PAGE TEXT
I recall many years ago, many many years ago ;~) one would get into a heap of trouble in shop class if you returned to the jointer to try to establish the board width with the jointer. Board edges could become nonparallel without a fixed indexing surface like the a rip fence.

Reply to
Leon

I agree that step 6 should be unnecessary with a sharp table saw blade set at 90 degrees, although a single pass with a well setup jointer AND proper technique, shouldn't hurt anything ... AAMOF, I occasionally do it when prepping boards for flat panel glue-ups.

The fly in the ointment is that a well setup jointer and proper technique are not givens in the age of GoogleXpertise, versus learning from an experienced teacher in a shop environment.

Reply to
Swingman

Agreed! I use'ta occasionally make a trip back to the jointer too. ;~) What ever works or straightens out a problem, no pun intended.

I was at odds with the fact that a college published the technically improper steps. Not surprised mind you.

GIVEN REQUEST A
In the forum exchange, what could happen to board edges without a fixed indexing surface like a rip fence?

SOURCE RECORDS
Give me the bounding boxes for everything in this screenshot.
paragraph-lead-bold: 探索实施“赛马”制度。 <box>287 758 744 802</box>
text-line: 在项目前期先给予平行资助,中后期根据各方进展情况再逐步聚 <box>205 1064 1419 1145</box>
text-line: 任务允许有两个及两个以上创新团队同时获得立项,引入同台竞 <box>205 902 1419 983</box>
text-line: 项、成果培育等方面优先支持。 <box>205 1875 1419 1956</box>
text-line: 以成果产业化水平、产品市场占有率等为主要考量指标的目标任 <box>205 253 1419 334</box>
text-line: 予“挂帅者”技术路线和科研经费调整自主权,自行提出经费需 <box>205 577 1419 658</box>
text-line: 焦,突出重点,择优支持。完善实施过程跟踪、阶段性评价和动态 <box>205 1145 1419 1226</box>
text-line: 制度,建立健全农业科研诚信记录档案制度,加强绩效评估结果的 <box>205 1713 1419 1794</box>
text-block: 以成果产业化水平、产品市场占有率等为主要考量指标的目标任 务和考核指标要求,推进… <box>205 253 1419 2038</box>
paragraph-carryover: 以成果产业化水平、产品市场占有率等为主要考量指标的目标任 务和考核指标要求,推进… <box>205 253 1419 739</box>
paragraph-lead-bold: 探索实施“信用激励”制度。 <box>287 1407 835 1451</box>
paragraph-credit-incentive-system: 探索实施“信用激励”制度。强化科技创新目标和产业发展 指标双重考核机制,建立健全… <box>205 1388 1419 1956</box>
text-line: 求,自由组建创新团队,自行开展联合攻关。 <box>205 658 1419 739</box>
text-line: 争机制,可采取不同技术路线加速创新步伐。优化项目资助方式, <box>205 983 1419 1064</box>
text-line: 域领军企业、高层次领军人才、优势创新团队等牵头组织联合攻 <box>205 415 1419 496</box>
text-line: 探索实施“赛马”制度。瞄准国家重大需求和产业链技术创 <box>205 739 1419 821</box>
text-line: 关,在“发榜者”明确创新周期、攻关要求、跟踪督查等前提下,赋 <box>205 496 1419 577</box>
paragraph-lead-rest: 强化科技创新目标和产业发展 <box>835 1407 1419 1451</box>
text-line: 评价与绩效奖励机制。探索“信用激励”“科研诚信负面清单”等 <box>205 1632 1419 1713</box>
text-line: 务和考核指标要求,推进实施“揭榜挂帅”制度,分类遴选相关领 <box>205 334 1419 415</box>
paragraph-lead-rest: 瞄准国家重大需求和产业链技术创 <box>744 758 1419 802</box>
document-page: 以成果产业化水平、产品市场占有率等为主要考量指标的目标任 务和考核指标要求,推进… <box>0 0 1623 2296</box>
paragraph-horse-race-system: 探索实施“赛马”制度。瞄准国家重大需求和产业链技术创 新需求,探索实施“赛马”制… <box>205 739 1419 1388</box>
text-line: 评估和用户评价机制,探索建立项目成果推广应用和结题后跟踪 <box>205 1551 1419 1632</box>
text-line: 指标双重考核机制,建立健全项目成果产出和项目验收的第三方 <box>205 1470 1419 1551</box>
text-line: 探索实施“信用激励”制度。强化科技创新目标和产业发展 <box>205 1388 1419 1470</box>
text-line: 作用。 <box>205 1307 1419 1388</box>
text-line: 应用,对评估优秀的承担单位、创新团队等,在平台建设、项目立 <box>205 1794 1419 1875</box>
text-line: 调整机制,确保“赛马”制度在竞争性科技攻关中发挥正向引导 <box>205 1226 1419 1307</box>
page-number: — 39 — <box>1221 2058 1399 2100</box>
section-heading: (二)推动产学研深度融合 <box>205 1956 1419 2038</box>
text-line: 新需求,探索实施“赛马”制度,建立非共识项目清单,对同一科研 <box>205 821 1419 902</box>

GIVEN REQUEST B
Identify every line of the records that holds the string "务和考核指标要求", treating case as significant, and copy each of those lines.

EXERCISE SOLUTION A
They could become nonparallel.

EXERCISE SOLUTION B
text-block: 以成果产业化水平、产品市场占有率等为主要考量指标的目标任 务和考核指标要求,推进… <box>205 253 1419 2038</box>
paragraph-carryover: 以成果产业化水平、产品市场占有率等为主要考量指标的目标任 务和考核指标要求,推进… <box>205 253 1419 739</box>
text-line: 务和考核指标要求,推进实施“揭榜挂帅”制度,分类遴选相关领 <box>205 334 1419 415</box>
document-page: 以成果产业化水平、产品市场占有率等为主要考量指标的目标任 务和考核指标要求,推进… <box>0 0 1623 2296</box>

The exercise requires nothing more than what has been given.